▶ _What this task involves_
Put the material below, from its first line through the line containing "staticText: /2150 千卡", both included, into a Markdown table with two columns, No. and Entry, holding each line's row number and text. Leave out blank lines.

################

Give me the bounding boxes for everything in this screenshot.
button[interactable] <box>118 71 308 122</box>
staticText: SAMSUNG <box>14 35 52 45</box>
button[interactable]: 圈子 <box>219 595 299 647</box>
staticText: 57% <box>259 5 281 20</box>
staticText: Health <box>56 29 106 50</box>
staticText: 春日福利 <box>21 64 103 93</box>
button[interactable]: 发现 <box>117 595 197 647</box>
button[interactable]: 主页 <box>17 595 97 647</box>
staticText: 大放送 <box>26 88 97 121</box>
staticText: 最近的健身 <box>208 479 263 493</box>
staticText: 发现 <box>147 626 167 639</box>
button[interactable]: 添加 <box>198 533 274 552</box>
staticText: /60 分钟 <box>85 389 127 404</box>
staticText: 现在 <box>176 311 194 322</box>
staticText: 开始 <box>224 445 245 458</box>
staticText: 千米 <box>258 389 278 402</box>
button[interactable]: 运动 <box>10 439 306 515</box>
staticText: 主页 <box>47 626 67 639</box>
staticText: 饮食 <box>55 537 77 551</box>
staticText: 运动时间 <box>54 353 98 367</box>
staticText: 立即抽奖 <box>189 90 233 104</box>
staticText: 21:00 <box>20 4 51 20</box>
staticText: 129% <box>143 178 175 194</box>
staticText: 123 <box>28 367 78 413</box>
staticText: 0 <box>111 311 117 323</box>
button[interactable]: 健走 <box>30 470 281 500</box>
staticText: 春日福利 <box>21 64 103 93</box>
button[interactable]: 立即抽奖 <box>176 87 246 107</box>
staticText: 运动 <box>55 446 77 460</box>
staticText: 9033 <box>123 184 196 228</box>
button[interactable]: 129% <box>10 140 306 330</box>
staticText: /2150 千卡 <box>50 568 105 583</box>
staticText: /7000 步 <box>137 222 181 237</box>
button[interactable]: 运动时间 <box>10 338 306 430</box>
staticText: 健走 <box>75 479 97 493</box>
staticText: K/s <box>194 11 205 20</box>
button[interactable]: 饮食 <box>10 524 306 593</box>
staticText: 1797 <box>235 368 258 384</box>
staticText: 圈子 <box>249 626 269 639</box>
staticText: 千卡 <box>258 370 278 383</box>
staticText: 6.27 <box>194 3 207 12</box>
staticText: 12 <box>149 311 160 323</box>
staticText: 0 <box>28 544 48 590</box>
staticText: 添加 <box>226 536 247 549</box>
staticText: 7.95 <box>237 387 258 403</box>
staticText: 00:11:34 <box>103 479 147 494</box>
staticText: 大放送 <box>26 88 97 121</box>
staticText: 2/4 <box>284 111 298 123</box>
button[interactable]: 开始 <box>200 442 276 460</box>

################

▶ _Response to this exercise_
| No. | Entry |
|---|---|
| 1 | Give me the bounding boxes for everything in this screenshot. |
| 2 | button[interactable] <box>118 71 308 122</box> |
| 3 | staticText: SAMSUNG <box>14 35 52 45</box> |
| 4 | button[interactable]: 圈子 <box>219 595 299 647</box> |
| 5 | staticText: 57% <box>259 5 281 20</box> |
| 6 | staticText: Health <box>56 29 106 50</box> |
| 7 | staticText: 春日福利 <box>21 64 103 93</box> |
| 8 | button[interactable]: 发现 <box>117 595 197 647</box> |
| 9 | button[interactable]: 主页 <box>17 595 97 647</box> |
| 10 | staticText: 大放送 <box>26 88 97 121</box> |
| 11 | staticText: 最近的健身 <box>208 479 263 493</box> |
| 12 | staticText: 发现 <box>147 626 167 639</box> |
| 13 | button[interactable]: 添加 <box>198 533 274 552</box> |
| 14 | staticText: /60 分钟 <box>85 389 127 404</box> |
| 15 | staticText: 现在 <box>176 311 194 322</box> |
| 16 | staticText: 开始 <box>224 445 245 458</box> |
| 17 | staticText: 千米 <box>258 389 278 402</box> |
| 18 | button[interactable]: 运动 <box>10 439 306 515</box> |
| 19 | staticText: 主页 <box>47 626 67 639</box> |
| 20 | staticText: 饮食 <box>55 537 77 551</box> |
| 21 | staticText: 运动时间 <box>54 353 98 367</box> |
| 22 | staticText: 立即抽奖 <box>189 90 233 104</box> |
| 23 | staticText: 21:00 <box>20 4 51 20</box> |
| 24 | staticText: 129% <box>143 178 175 194</box> |
| 25 | staticText: 123 <box>28 367 78 413</box> |
| 26 | staticText: 0 <box>111 311 117 323</box> |
| 27 | button[interactable]: 健走 <box>30 470 281 500</box> |
| 28 | staticText: 春日福利 <box>21 64 103 93</box> |
| 29 | button[interactable]: 立即抽奖 <box>176 87 246 107</box> |
| 30 | staticText: 运动 <box>55 446 77 460</box> |
| 31 | staticText: 9033 <box>123 184 196 228</box> |
| 32 | button[interactable]: 129% <box>10 140 306 330</box> |
| 33 | staticText: /2150 千卡 <box>50 568 105 583</box> |